■ **SHORT TASK**
Reproduce the listing verbatim.

■ **THE RECORDS**
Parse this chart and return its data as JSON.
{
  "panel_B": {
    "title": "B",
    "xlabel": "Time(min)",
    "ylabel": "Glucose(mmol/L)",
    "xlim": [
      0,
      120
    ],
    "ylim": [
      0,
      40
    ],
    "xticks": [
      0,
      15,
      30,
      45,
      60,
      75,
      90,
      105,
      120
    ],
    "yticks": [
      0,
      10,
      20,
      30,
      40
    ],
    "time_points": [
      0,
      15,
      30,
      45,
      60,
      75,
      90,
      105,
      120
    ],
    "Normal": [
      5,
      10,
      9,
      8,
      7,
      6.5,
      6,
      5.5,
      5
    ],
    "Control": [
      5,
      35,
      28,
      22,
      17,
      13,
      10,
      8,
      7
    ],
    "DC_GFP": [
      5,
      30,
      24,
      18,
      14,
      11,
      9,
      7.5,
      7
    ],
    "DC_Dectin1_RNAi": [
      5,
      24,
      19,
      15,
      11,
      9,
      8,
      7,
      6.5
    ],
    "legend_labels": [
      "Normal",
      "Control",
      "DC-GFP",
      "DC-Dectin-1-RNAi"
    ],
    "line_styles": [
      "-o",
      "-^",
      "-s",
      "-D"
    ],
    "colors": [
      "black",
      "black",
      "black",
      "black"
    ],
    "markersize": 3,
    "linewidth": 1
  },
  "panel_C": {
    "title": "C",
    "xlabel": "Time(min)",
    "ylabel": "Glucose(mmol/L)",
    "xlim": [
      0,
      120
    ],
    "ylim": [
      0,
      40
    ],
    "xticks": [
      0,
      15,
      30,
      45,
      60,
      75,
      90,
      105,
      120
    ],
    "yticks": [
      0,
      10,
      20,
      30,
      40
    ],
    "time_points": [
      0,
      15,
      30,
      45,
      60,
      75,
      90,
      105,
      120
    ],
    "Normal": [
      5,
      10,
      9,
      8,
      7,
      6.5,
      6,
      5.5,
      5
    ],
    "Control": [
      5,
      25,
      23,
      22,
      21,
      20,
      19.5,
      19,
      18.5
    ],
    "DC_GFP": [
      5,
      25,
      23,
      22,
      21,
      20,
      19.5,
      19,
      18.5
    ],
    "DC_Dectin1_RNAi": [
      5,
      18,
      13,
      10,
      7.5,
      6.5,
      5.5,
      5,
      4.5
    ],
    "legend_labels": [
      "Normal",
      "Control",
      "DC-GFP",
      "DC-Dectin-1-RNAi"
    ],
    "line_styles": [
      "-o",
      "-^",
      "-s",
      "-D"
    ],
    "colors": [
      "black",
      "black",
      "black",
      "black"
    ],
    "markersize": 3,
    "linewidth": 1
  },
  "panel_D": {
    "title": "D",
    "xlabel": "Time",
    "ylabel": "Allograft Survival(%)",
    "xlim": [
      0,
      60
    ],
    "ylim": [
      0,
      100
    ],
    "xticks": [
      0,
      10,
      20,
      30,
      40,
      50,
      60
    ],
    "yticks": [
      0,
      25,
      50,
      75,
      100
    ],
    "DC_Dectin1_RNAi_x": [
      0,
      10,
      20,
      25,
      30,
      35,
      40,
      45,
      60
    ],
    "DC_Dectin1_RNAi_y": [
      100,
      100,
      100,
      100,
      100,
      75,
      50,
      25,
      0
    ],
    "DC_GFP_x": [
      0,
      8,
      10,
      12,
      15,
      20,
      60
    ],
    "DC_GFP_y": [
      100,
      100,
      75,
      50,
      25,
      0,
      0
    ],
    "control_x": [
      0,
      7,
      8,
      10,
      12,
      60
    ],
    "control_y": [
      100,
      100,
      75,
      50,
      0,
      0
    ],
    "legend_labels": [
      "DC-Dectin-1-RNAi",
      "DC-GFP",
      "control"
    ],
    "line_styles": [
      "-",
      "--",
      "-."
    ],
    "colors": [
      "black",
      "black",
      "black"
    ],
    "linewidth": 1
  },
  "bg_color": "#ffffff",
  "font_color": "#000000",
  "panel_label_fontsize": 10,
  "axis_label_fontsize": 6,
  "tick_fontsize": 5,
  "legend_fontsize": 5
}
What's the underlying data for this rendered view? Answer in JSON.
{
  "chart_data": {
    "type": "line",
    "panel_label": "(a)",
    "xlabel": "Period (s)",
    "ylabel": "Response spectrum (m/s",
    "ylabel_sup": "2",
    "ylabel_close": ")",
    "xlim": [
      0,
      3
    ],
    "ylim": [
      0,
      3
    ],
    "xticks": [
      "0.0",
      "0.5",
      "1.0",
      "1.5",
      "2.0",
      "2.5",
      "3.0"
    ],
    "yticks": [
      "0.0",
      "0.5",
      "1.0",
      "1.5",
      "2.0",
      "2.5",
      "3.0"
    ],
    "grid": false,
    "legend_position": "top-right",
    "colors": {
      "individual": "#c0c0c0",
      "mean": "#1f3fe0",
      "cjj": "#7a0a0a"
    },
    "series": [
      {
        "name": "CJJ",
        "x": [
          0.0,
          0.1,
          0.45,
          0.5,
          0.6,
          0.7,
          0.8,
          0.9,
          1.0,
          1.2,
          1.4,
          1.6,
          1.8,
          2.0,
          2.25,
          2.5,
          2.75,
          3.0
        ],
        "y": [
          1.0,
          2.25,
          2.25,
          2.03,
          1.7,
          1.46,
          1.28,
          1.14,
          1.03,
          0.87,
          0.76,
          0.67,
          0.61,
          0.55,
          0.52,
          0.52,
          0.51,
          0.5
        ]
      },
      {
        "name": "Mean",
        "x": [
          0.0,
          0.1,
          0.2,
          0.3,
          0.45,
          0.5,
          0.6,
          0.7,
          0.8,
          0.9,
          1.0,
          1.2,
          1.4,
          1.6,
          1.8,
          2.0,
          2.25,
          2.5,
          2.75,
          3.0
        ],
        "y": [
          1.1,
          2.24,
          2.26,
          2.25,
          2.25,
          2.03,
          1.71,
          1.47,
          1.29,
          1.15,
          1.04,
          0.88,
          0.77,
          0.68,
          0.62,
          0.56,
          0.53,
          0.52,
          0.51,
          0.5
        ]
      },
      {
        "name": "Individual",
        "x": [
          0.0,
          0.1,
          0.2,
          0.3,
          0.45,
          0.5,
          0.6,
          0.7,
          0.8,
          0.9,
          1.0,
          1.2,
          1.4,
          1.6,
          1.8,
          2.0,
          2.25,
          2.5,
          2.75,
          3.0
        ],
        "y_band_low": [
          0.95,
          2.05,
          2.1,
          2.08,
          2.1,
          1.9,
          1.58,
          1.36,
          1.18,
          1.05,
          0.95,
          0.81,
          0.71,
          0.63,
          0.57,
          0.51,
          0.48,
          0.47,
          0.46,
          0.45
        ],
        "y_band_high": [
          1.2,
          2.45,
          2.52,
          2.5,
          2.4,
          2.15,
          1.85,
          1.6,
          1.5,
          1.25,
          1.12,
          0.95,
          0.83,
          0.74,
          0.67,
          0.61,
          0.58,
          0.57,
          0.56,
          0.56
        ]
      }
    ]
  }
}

■ **THE ANSWER**
Parse this chart and return its data as JSON.
{
  "panel_B": {
    "title": "B",
    "xlabel": "Time(min)",
    "ylabel": "Glucose(mmol/L)",
    "xlim": [
      0,
      120
    ],
    "ylim": [
      0,
      40
    ],
    "xticks": [
      0,
      15,
      30,
      45,
      60,
      75,
      90,
      105,
      120
    ],
    "yticks": [
      0,
      10,
      20,
      30,
      40
    ],
    "time_points": [
      0,
      15,
      30,
      45,
      60,
      75,
      90,
      105,
      120
    ],
    "Normal": [
      5,
      10,
      9,
      8,
      7,
      6.5,
      6,
      5.5,
      5
    ],
    "Control": [
      5,
      35,
      28,
      22,
      17,
      13,
      10,
      8,
      7
    ],
    "DC_GFP": [
      5,
      30,
      24,
      18,
      14,
      11,
      9,
      7.5,
      7
    ],
    "DC_Dectin1_RNAi": [
      5,
      24,
      19,
      15,
      11,
      9,
      8,
      7,
      6.5
    ],
    "legend_labels": [
      "Normal",
      "Control",
      "DC-GFP",
      "DC-Dectin-1-RNAi"
    ],
    "line_styles": [
      "-o",
      "-^",
      "-s",
      "-D"
    ],
    "colors": [
      "black",
      "black",
      "black",
      "black"
    ],
    "markersize": 3,
    "linewidth": 1
  },
  "panel_C": {
    "title": "C",
    "xlabel": "Time(min)",
    "ylabel": "Glucose(mmol/L)",
    "xlim": [
      0,
      120
    ],
    "ylim": [
      0,
      40
    ],
    "xticks": [
      0,
      15,
      30,
      45,
      60,
      75,
      90,
      105,
      120
    ],
    "yticks": [
      0,
      10,
      20,
      30,
      40
    ],
    "time_points": [
      0,
      15,
      30,
      45,
      60,
      75,
      90,
      105,
      120
    ],
    "Normal": [
      5,
      10,
      9,
      8,
      7,
      6.5,
      6,
      5.5,
      5
    ],
    "Control": [
      5,
      25,
      23,
      22,
      21,
      20,
      19.5,
      19,
      18.5
    ],
    "DC_GFP": [
      5,
      25,
      23,
      22,
      21,
      20,
      19.5,
      19,
      18.5
    ],
    "DC_Dectin1_RNAi": [
      5,
      18,
      13,
      10,
      7.5,
      6.5,
      5.5,
      5,
      4.5
    ],
    "legend_labels": [
      "Normal",
      "Control",
      "DC-GFP",
      "DC-Dectin-1-RNAi"
    ],
    "line_styles": [
      "-o",
      "-^",
      "-s",
      "-D"
    ],
    "colors": [
      "black",
      "black",
      "black",
      "black"
    ],
    "markersize": 3,
    "linewidth": 1
  },
  "panel_D": {
    "title": "D",
    "xlabel": "Time",
    "ylabel": "Allograft Survival(%)",
    "xlim": [
      0,
      60
    ],
    "ylim": [
      0,
      100
    ],
    "xticks": [
      0,
      10,
      20,
      30,
      40,
      50,
      60
    ],
    "yticks": [
      0,
      25,
      50,
      75,
      100
    ],
    "DC_Dectin1_RNAi_x": [
      0,
      10,
      20,
      25,
      30,
      35,
      40,
      45,
      60
    ],
    "DC_Dectin1_RNAi_y": [
      100,
      100,
      100,
      100,
      100,
      75,
      50,
      25,
      0
    ],
    "DC_GFP_x": [
      0,
      8,
      10,
      12,
      15,
      20,
      60
    ],
    "DC_GFP_y": [
      100,
      100,
      75,
      50,
      25,
      0,
      0
    ],
    "control_x": [
      0,
      7,
      8,
      10,
      12,
      60
    ],
    "control_y": [
      100,
      100,
      75,
      50,
      0,
      0
    ],
    "legend_labels": [
      "DC-Dectin-1-RNAi",
      "DC-GFP",
      "control"
    ],
    "line_styles": [
      "-",
      "--",
      "-."
    ],
    "colors": [
      "black",
      "black",
      "black"
    ],
    "linewidth": 1
  },
  "bg_color": "#ffffff",
  "font_color": "#000000",
  "panel_label_fontsize": 10,
  "axis_label_fontsize": 6,
  "tick_fontsize": 5,
  "legend_fontsize": 5
}
What's the underlying data for this rendered view? Answer in JSON.
{
  "chart_data": {
    "type": "line",
    "panel_label": "(a)",
    "xlabel": "Period (s)",
    "ylabel": "Response spectrum (m/s",
    "ylabel_sup": "2",
    "ylabel_close": ")",
    "xlim": [
      0,
      3
    ],
    "ylim": [
      0,
      3
    ],
    "xticks": [
      "0.0",
      "0.5",
      "1.0",
      "1.5",
      "2.0",
      "2.5",
      "3.0"
    ],
    "yticks": [
      "0.0",
      "0.5",
      "1.0",
      "1.5",
      "2.0",
      "2.5",
      "3.0"
    ],
    "grid": false,
    "legend_position": "top-right",
    "colors": {
      "individual": "#c0c0c0",
      "mean": "#1f3fe0",
      "cjj": "#7a0a0a"
    },
    "series": [
      {
        "name": "CJJ",
        "x": [
          0.0,
          0.1,
          0.45,
          0.5,
          0.6,
          0.7,
          0.8,
          0.9,
          1.0,
          1.2,
          1.4,
          1.6,
          1.8,
          2.0,
          2.25,
          2.5,
          2.75,
          3.0
        ],
        "y": [
          1.0,
          2.25,
          2.25,
          2.03,
          1.7,
          1.46,
          1.28,
          1.14,
          1.03,
          0.87,
          0.76,
          0.67,
          0.61,
          0.55,
          0.52,
          0.52,
          0.51,
          0.5
        ]
      },
      {
        "name": "Mean",
        "x": [
          0.0,
          0.1,
          0.2,
          0.3,
          0.45,
          0.5,
          0.6,
          0.7,
          0.8,
          0.9,
          1.0,
          1.2,
          1.4,
          1.6,
          1.8,
          2.0,
          2.25,
          2.5,
          2.75,
          3.0
        ],
        "y": [
          1.1,
          2.24,
          2.26,
          2.25,
          2.25,
          2.03,
          1.71,
          1.47,
          1.29,
          1.15,
          1.04,
          0.88,
          0.77,
          0.68,
          0.62,
          0.56,
          0.53,
          0.52,
          0.51,
          0.5
        ]
      },
      {
        "name": "Individual",
        "x": [
          0.0,
          0.1,
          0.2,
          0.3,
          0.45,
          0.5,
          0.6,
          0.7,
          0.8,
          0.9,
          1.0,
          1.2,
          1.4,
          1.6,
          1.8,
          2.0,
          2.25,
          2.5,
          2.75,
          3.0
        ],
        "y_band_low": [
          0.95,
          2.05,
          2.1,
          2.08,
          2.1,
          1.9,
          1.58,
          1.36,
          1.18,
          1.05,
          0.95,
          0.81,
          0.71,
          0.63,
          0.57,
          0.51,
          0.48,
          0.47,
          0.46,
          0.45
        ],
        "y_band_high": [
          1.2,
          2.45,
          2.52,
          2.5,
          2.4,
          2.15,
          1.85,
          1.6,
          1.5,
          1.25,
          1.12,
          0.95,
          0.83,
          0.74,
          0.67,
          0.61,
          0.58,
          0.57,
          0.56,
          0.56
        ]
      }
    ]
  }
}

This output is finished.